[begin Given information]
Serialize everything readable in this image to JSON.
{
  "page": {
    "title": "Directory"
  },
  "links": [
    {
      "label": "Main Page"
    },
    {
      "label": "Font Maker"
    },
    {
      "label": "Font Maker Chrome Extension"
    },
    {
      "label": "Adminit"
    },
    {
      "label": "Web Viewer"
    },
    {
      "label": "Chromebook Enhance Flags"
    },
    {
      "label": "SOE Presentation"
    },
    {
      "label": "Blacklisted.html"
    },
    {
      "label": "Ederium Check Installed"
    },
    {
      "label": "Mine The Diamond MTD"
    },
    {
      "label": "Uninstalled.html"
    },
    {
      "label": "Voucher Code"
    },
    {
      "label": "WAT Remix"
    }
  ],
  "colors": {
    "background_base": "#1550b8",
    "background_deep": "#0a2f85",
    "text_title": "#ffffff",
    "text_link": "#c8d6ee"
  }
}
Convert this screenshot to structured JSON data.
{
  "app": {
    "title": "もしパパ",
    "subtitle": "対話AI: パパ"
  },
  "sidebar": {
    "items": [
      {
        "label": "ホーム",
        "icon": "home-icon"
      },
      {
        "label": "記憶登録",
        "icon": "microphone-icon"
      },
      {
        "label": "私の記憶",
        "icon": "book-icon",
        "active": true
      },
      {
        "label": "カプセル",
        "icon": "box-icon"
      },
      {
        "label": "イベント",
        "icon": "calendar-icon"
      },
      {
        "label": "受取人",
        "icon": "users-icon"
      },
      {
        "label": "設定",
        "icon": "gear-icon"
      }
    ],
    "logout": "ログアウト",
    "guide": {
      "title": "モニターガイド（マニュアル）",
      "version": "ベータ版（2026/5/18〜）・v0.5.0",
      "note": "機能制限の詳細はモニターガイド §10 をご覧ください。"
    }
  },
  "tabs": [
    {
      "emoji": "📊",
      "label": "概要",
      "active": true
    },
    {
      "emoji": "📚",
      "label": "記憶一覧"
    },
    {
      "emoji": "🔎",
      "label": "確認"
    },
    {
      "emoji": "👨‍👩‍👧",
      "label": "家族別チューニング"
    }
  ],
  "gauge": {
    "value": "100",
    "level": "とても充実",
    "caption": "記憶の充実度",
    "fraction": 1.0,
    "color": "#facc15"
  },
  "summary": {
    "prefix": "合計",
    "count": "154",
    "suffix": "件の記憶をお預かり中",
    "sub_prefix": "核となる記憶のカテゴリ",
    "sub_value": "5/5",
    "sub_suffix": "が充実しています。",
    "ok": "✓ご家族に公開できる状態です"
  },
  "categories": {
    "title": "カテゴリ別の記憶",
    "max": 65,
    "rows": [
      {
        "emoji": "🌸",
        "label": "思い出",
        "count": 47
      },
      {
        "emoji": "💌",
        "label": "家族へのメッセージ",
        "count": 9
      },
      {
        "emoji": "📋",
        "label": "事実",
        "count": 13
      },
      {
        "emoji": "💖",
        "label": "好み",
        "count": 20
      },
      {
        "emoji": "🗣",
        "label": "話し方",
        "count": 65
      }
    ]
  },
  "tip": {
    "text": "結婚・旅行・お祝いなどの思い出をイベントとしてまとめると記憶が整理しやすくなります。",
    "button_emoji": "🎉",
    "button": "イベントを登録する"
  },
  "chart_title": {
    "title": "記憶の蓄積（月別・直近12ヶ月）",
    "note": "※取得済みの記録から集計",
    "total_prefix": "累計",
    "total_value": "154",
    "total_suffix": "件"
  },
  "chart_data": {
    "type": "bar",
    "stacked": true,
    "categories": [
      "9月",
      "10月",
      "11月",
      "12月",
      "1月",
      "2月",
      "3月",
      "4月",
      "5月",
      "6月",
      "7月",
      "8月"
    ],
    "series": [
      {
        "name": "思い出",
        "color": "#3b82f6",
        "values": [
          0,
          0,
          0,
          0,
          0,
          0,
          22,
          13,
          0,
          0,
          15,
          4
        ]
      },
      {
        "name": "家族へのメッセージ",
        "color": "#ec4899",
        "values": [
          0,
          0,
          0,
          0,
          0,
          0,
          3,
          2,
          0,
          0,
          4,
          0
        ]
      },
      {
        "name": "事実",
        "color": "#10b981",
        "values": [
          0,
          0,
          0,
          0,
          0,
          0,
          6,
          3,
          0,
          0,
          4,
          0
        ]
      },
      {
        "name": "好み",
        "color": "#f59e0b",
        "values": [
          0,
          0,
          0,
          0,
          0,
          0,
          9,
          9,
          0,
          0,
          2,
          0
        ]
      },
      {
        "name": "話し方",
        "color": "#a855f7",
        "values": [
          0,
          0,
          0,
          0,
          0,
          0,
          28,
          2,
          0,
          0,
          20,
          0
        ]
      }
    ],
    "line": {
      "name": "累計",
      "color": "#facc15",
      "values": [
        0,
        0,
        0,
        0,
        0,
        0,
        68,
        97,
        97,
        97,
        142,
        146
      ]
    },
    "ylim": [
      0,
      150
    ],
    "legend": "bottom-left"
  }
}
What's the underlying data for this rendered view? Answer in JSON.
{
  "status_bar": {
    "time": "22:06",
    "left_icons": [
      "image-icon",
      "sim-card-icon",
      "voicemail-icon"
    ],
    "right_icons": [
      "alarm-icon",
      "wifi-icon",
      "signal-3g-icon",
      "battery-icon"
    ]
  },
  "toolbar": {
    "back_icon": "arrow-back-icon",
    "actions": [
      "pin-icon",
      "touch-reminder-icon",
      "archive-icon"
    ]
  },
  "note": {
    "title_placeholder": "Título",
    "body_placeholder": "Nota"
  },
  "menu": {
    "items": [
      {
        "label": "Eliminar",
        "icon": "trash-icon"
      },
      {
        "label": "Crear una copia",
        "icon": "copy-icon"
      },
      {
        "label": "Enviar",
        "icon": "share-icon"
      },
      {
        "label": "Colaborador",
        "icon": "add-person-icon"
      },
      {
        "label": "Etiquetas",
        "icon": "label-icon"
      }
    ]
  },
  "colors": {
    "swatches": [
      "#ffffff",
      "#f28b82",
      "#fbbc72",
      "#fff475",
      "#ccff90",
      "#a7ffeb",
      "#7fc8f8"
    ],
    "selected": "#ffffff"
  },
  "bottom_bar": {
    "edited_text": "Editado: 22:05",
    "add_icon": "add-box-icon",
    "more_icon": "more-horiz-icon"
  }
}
[end Given information]
● Task requirements: Show the data once more, exactly as it was written.

● Solution to this task:
Serialize everything readable in this image to JSON.
{
  "page": {
    "title": "Directory"
  },
  "links": [
    {
      "label": "Main Page"
    },
    {
      "label": "Font Maker"
    },
    {
      "label": "Font Maker Chrome Extension"
    },
    {
      "label": "Adminit"
    },
    {
      "label": "Web Viewer"
    },
    {
      "label": "Chromebook Enhance Flags"
    },
    {
      "label": "SOE Presentation"
    },
    {
      "label": "Blacklisted.html"
    },
    {
      "label": "Ederium Check Installed"
    },
    {
      "label": "Mine The Diamond MTD"
    },
    {
      "label": "Uninstalled.html"
    },
    {
      "label": "Voucher Code"
    },
    {
      "label": "WAT Remix"
    }
  ],
  "colors": {
    "background_base": "#1550b8",
    "background_deep": "#0a2f85",
    "text_title": "#ffffff",
    "text_link": "#c8d6ee"
  }
}
Convert this screenshot to structured JSON data.
{
  "app": {
    "title": "もしパパ",
    "subtitle": "対話AI: パパ"
  },
  "sidebar": {
    "items": [
      {
        "label": "ホーム",
        "icon": "home-icon"
      },
      {
        "label": "記憶登録",
        "icon": "microphone-icon"
      },
      {
        "label": "私の記憶",
        "icon": "book-icon",
        "active": true
      },
      {
        "label": "カプセル",
        "icon": "box-icon"
      },
      {
        "label": "イベント",
        "icon": "calendar-icon"
      },
      {
        "label": "受取人",
        "icon": "users-icon"
      },
      {
        "label": "設定",
        "icon": "gear-icon"
      }
    ],
    "logout": "ログアウト",
    "guide": {
      "title": "モニターガイド（マニュアル）",
      "version": "ベータ版（2026/5/18〜）・v0.5.0",
      "note": "機能制限の詳細はモニターガイド §10 をご覧ください。"
    }
  },
  "tabs": [
    {
      "emoji": "📊",
      "label": "概要",
      "active": true
    },
    {
      "emoji": "📚",
      "label": "記憶一覧"
    },
    {
      "emoji": "🔎",
      "label": "確認"
    },
    {
      "emoji": "👨‍👩‍👧",
      "label": "家族別チューニング"
    }
  ],
  "gauge": {
    "value": "100",
    "level": "とても充実",
    "caption": "記憶の充実度",
    "fraction": 1.0,
    "color": "#facc15"
  },
  "summary": {
    "prefix": "合計",
    "count": "154",
    "suffix": "件の記憶をお預かり中",
    "sub_prefix": "核となる記憶のカテゴリ",
    "sub_value": "5/5",
    "sub_suffix": "が充実しています。",
    "ok": "✓ご家族に公開できる状態です"
  },
  "categories": {
    "title": "カテゴリ別の記憶",
    "max": 65,
    "rows": [
      {
        "emoji": "🌸",
        "label": "思い出",
        "count": 47
      },
      {
        "emoji": "💌",
        "label": "家族へのメッセージ",
        "count": 9
      },
      {
        "emoji": "📋",
        "label": "事実",
        "count": 13
      },
      {
        "emoji": "💖",
        "label": "好み",
        "count": 20
      },
      {
        "emoji": "🗣",
        "label": "話し方",
        "count": 65
      }
    ]
  },
  "tip": {
    "text": "結婚・旅行・お祝いなどの思い出をイベントとしてまとめると記憶が整理しやすくなります。",
    "button_emoji": "🎉",
    "button": "イベントを登録する"
  },
  "chart_title": {
    "title": "記憶の蓄積（月別・直近12ヶ月）",
    "note": "※取得済みの記録から集計",
    "total_prefix": "累計",
    "total_value": "154",
    "total_suffix": "件"
  },
  "chart_data": {
    "type": "bar",
    "stacked": true,
    "categories": [
      "9月",
      "10月",
      "11月",
      "12月",
      "1月",
      "2月",
      "3月",
      "4月",
      "5月",
      "6月",
      "7月",
      "8月"
    ],
    "series": [
      {
        "name": "思い出",
        "color": "#3b82f6",
        "values": [
          0,
          0,
          0,
          0,
          0,
          0,
          22,
          13,
          0,
          0,
          15,
          4
        ]
      },
      {
        "name": "家族へのメッセージ",
        "color": "#ec4899",
        "values": [
          0,
          0,
          0,
          0,
          0,
          0,
          3,
          2,
          0,
          0,
          4,
          0
        ]
      },
      {
        "name": "事実",
        "color": "#10b981",
        "values": [
          0,
          0,
          0,
          0,
          0,
          0,
          6,
          3,
          0,
          0,
          4,
          0
        ]
      },
      {
        "name": "好み",
        "color": "#f59e0b",
        "values": [
          0,
          0,
          0,
          0,
          0,
          0,
          9,
          9,
          0,
          0,
          2,
          0
        ]
      },
      {
        "name": "話し方",
        "color": "#a855f7",
        "values": [
          0,
          0,
          0,
          0,
          0,
          0,
          28,
          2,
          0,
          0,
          20,
          0
        ]
      }
    ],
    "line": {
      "name": "累計",
      "color": "#facc15",
      "values": [
        0,
        0,
        0,
        0,
        0,
        0,
        68,
        97,
        97,
        97,
        142,
        146
      ]
    },
    "ylim": [
      0,
      150
    ],
    "legend": "bottom-left"
  }
}
What's the underlying data for this rendered view? Answer in JSON.
{
  "status_bar": {
    "time": "22:06",
    "left_icons": [
      "image-icon",
      "sim-card-icon",
      "voicemail-icon"
    ],
    "right_icons": [
      "alarm-icon",
      "wifi-icon",
      "signal-3g-icon",
      "battery-icon"
    ]
  },
  "toolbar": {
    "back_icon": "arrow-back-icon",
    "actions": [
      "pin-icon",
      "touch-reminder-icon",
      "archive-icon"
    ]
  },
  "note": {
    "title_placeholder": "Título",
    "body_placeholder": "Nota"
  },
  "menu": {
    "items": [
      {
        "label": "Eliminar",
        "icon": "trash-icon"
      },
      {
        "label": "Crear una copia",
        "icon": "copy-icon"
      },
      {
        "label": "Enviar",
        "icon": "share-icon"
      },
      {
        "label": "Colaborador",
        "icon": "add-person-icon"
      },
      {
        "label": "Etiquetas",
        "icon": "label-icon"
      }
    ]
  },
  "colors": {
    "swatches": [
      "#ffffff",
      "#f28b82",
      "#fbbc72",
      "#fff475",
      "#ccff90",
      "#a7ffeb",
      "#7fc8f8"
    ],
    "selected": "#ffffff"
  },
  "bottom_bar": {
    "edited_text": "Editado: 22:05",
    "add_icon": "add-box-icon",
    "more_icon": "more-horiz-icon"
  }
}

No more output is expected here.